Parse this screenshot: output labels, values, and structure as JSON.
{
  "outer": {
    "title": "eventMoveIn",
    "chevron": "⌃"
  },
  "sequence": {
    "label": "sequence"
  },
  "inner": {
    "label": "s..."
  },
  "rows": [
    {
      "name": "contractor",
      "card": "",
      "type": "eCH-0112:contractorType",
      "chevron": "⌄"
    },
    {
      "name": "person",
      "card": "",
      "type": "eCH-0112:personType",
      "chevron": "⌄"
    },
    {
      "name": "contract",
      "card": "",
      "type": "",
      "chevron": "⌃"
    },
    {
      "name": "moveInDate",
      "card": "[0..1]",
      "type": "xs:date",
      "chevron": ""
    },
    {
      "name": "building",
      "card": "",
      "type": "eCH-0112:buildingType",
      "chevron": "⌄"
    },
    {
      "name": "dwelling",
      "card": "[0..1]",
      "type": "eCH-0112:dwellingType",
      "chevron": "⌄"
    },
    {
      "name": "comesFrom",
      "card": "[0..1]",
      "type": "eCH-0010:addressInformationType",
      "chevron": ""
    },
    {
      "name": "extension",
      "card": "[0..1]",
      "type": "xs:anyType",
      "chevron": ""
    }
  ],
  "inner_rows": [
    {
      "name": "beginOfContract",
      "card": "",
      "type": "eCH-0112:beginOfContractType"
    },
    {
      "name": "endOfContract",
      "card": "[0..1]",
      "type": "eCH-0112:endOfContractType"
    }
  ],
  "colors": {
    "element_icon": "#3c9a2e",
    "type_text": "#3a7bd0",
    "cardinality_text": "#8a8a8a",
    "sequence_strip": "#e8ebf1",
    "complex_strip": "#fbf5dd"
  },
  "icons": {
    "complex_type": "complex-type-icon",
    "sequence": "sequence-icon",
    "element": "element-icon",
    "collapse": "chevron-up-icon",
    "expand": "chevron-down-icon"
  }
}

::::::::::

What to do —
Report all lines of the data above that include the string "name".

Output —
      "name": "contractor",
      "name": "person",
      "name": "contract",
      "name": "moveInDate",
      "name": "building",
      "name": "dwelling",
      "name": "comesFrom",
      "name": "extension",
      "name": "beginOfContract",
      "name": "endOfContract",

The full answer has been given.